═════ Source text

Going to vs present continuous: intention vs booking

These sit close together, and the difference is really about how fixed things feel:

  • "I'm going to meet James next week." (An intention — nothing's booked yet.)
  • "I'm meeting James next week." (Booked — calendar invite sent, both of you have agreed a time.)

For careful professional writing, present continuous signals a firmer commitment. "We're reviewing the contract on Friday" reads more definite than "We're going to review the contract on Friday" — worth knowing when you want to sound organised rather than merely hopeful.

Present simple: don't lean on it for casual plans

"Tomorrow I go to London" sounds foreign — too flat for a personal trip. Present simple wants a genuine timetable behind it: "Tomorrow I'm going to London; my train leaves at 7." Notice how the personal decision gets going to, and the timetable fact gets present simple. That split is doing real work.

Common Mistake: Writing "I will study when you will arrive" — using will in the time clause is the classic slip. In clauses with when, before, after, as soon as, English uses a present form, not will: "I'll study when you arrive." This connects into conditional structure proper — see Cluster D, D1 — but it's worth flagging here because it trips people up constantly in professional writing.

══════════
═════ Material shown

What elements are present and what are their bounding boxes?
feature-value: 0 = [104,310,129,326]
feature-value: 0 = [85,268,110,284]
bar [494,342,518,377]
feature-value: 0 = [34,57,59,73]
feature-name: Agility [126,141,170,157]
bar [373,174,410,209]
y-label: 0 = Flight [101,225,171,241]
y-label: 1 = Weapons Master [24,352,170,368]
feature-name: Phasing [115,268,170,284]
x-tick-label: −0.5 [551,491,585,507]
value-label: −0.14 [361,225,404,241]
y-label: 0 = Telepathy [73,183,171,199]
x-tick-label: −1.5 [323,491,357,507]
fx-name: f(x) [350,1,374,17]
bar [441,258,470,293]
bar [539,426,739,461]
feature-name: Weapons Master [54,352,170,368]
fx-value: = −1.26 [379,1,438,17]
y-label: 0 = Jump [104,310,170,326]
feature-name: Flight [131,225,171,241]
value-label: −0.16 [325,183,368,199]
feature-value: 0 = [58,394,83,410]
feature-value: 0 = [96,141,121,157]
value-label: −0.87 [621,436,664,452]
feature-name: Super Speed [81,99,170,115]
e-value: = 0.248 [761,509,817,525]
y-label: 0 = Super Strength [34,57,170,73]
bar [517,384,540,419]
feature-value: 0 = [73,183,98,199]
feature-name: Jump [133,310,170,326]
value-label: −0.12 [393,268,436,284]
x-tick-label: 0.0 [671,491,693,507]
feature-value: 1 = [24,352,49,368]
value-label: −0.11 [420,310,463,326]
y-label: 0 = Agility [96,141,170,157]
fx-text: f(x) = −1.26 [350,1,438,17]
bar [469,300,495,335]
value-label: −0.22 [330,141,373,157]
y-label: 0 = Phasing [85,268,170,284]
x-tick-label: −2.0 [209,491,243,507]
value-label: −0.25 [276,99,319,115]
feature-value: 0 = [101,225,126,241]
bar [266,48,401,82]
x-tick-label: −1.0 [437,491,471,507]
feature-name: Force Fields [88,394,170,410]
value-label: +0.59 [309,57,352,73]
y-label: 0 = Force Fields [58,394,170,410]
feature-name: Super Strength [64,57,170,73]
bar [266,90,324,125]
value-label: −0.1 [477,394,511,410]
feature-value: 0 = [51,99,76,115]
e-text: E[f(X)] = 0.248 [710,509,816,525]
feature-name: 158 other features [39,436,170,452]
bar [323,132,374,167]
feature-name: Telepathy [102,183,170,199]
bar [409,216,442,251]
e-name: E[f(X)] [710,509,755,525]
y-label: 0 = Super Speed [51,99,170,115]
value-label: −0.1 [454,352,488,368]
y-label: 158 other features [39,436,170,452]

══════════

Task goal
Please rewrite the grammar notes starting with "Present simple: don't" and going on through "in professional writing.", with "London" changed to "Paris".

Exercise result
Present simple: don't lean on it for casual plans

"Tomorrow I go to Paris" sounds foreign — too flat for a personal trip. Present simple wants a genuine timetable behind it: "Tomorrow I'm going to Paris; my train leaves at 7." Notice how the personal decision gets going to, and the timetable fact gets present simple. That split is doing real work.

Common Mistake: Writing "I will study when you will arrive" — using will in the time clause is the classic slip. In clauses with when, before, after, as soon as, English uses a present form, not will: "I'll study when you arrive." This connects into conditional structure proper — see Cluster D, D1 — but it's worth flagging here because it trips people up constantly in professional writing.